(Stored dataset items)

• • • • •

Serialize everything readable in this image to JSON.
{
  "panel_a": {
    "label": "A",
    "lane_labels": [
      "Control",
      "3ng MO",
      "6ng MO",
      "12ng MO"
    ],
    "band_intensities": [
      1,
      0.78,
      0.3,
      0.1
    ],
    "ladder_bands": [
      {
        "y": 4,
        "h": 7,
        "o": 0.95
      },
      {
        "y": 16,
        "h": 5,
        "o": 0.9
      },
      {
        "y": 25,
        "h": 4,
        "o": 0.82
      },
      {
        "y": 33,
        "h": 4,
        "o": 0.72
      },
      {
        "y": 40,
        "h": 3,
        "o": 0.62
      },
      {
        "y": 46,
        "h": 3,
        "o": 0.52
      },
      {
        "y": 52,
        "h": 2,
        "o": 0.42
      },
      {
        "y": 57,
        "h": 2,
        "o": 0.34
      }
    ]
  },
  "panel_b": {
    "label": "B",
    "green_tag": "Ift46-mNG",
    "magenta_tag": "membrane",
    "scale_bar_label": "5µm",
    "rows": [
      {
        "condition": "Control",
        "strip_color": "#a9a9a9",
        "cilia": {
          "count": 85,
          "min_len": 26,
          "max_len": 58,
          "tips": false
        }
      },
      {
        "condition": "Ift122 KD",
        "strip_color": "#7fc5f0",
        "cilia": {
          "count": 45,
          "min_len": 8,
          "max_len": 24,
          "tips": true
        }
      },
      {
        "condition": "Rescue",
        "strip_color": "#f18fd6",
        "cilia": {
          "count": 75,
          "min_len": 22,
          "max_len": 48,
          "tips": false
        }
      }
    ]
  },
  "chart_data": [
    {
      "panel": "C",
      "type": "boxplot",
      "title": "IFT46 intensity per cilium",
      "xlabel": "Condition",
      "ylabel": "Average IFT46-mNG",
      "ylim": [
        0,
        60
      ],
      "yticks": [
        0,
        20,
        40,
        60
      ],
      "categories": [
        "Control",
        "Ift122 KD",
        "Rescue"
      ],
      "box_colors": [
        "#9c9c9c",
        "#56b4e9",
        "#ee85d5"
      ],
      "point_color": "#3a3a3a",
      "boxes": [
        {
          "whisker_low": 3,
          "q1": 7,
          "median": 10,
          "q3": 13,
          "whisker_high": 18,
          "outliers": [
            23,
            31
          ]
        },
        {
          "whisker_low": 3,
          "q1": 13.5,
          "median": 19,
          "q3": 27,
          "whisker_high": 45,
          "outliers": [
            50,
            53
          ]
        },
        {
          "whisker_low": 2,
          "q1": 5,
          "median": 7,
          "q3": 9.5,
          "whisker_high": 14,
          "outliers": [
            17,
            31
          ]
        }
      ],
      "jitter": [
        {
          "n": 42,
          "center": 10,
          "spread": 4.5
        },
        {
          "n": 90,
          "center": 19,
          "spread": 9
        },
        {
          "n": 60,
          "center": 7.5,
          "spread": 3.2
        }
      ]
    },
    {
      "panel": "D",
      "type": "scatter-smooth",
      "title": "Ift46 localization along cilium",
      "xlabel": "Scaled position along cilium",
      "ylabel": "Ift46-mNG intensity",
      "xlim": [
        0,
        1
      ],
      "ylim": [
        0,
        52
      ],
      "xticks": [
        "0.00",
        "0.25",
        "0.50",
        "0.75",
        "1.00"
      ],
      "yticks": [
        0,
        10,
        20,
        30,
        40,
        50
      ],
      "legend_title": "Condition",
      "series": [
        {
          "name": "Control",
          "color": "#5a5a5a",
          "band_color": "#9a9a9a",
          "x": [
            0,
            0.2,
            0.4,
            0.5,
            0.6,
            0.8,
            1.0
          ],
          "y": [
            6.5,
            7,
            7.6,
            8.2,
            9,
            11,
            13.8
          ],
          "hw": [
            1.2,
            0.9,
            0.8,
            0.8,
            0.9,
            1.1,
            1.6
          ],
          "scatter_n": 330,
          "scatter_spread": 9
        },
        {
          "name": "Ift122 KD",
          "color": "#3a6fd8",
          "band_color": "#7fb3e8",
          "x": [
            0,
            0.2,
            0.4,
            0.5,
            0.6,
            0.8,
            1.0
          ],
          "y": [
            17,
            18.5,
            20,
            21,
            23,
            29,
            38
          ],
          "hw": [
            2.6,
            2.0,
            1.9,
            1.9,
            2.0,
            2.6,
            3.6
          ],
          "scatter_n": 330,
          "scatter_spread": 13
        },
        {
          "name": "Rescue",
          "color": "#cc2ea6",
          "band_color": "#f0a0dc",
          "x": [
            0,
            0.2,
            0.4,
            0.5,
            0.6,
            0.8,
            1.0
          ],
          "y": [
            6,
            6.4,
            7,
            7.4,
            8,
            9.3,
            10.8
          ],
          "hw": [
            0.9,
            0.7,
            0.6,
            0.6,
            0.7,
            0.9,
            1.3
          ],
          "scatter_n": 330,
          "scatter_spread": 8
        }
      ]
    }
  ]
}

• • • • •

WHAT NEEDS TO BE DONE: Output all of the data again. Match it exactly.

RESPONSE:
Serialize everything readable in this image to JSON.
{
  "panel_a": {
    "label": "A",
    "lane_labels": [
      "Control",
      "3ng MO",
      "6ng MO",
      "12ng MO"
    ],
    "band_intensities": [
      1,
      0.78,
      0.3,
      0.1
    ],
    "ladder_bands": [
      {
        "y": 4,
        "h": 7,
        "o": 0.95
      },
      {
        "y": 16,
        "h": 5,
        "o": 0.9
      },
      {
        "y": 25,
        "h": 4,
        "o": 0.82
      },
      {
        "y": 33,
        "h": 4,
        "o": 0.72
      },
      {
        "y": 40,
        "h": 3,
        "o": 0.62
      },
      {
        "y": 46,
        "h": 3,
        "o": 0.52
      },
      {
        "y": 52,
        "h": 2,
        "o": 0.42
      },
      {
        "y": 57,
        "h": 2,
        "o": 0.34
      }
    ]
  },
  "panel_b": {
    "label": "B",
    "green_tag": "Ift46-mNG",
    "magenta_tag": "membrane",
    "scale_bar_label": "5µm",
    "rows": [
      {
        "condition": "Control",
        "strip_color": "#a9a9a9",
        "cilia": {
          "count": 85,
          "min_len": 26,
          "max_len": 58,
          "tips": false
        }
      },
      {
        "condition": "Ift122 KD",
        "strip_color": "#7fc5f0",
        "cilia": {
          "count": 45,
          "min_len": 8,
          "max_len": 24,
          "tips": true
        }
      },
      {
        "condition": "Rescue",
        "strip_color": "#f18fd6",
        "cilia": {
          "count": 75,
          "min_len": 22,
          "max_len": 48,
          "tips": false
        }
      }
    ]
  },
  "chart_data": [
    {
      "panel": "C",
      "type": "boxplot",
      "title": "IFT46 intensity per cilium",
      "xlabel": "Condition",
      "ylabel": "Average IFT46-mNG",
      "ylim": [
        0,
        60
      ],
      "yticks": [
        0,
        20,
        40,
        60
      ],
      "categories": [
        "Control",
        "Ift122 KD",
        "Rescue"
      ],
      "box_colors": [
        "#9c9c9c",
        "#56b4e9",
        "#ee85d5"
      ],
      "point_color": "#3a3a3a",
      "boxes": [
        {
          "whisker_low": 3,
          "q1": 7,
          "median": 10,
          "q3": 13,
          "whisker_high": 18,
          "outliers": [
            23,
            31
          ]
        },
        {
          "whisker_low": 3,
          "q1": 13.5,
          "median": 19,
          "q3": 27,
          "whisker_high": 45,
          "outliers": [
            50,
            53
          ]
        },
        {
          "whisker_low": 2,
          "q1": 5,
          "median": 7,
          "q3": 9.5,
          "whisker_high": 14,
          "outliers": [
            17,
            31
          ]
        }
      ],
      "jitter": [
        {
          "n": 42,
          "center": 10,
          "spread": 4.5
        },
        {
          "n": 90,
          "center": 19,
          "spread": 9
        },
        {
          "n": 60,
          "center": 7.5,
          "spread": 3.2
        }
      ]
    },
    {
      "panel": "D",
      "type": "scatter-smooth",
      "title": "Ift46 localization along cilium",
      "xlabel": "Scaled position along cilium",
      "ylabel": "Ift46-mNG intensity",
      "xlim": [
        0,
        1
      ],
      "ylim": [
        0,
        52
      ],
      "xticks": [
        "0.00",
        "0.25",
        "0.50",
        "0.75",
        "1.00"
      ],
      "yticks": [
        0,
        10,
        20,
        30,
        40,
        50
      ],
      "legend_title": "Condition",
      "series": [
        {
          "name": "Control",
          "color": "#5a5a5a",
          "band_color": "#9a9a9a",
          "x": [
            0,
            0.2,
            0.4,
            0.5,
            0.6,
            0.8,
            1.0
          ],
          "y": [
            6.5,
            7,
            7.6,
            8.2,
            9,
            11,
            13.8
          ],
          "hw": [
            1.2,
            0.9,
            0.8,
            0.8,
            0.9,
            1.1,
            1.6
          ],
          "scatter_n": 330,
          "scatter_spread": 9
        },
        {
          "name": "Ift122 KD",
          "color": "#3a6fd8",
          "band_color": "#7fb3e8",
          "x": [
            0,
            0.2,
            0.4,
            0.5,
            0.6,
            0.8,
            1.0
          ],
          "y": [
            17,
            18.5,
            20,
            21,
            23,
            29,
            38
          ],
          "hw": [
            2.6,
            2.0,
            1.9,
            1.9,
            2.0,
            2.6,
            3.6
          ],
          "scatter_n": 330,
          "scatter_spread": 13
        },
        {
          "name": "Rescue",
          "color": "#cc2ea6",
          "band_color": "#f0a0dc",
          "x": [
            0,
            0.2,
            0.4,
            0.5,
            0.6,
            0.8,
            1.0
          ],
          "y": [
            6,
            6.4,
            7,
            7.4,
            8,
            9.3,
            10.8
          ],
          "hw": [
            0.9,
            0.7,
            0.6,
            0.6,
            0.7,
            0.9,
            1.3
          ],
          "scatter_n": 330,
          "scatter_spread": 8
        }
      ]
    }
  ]
}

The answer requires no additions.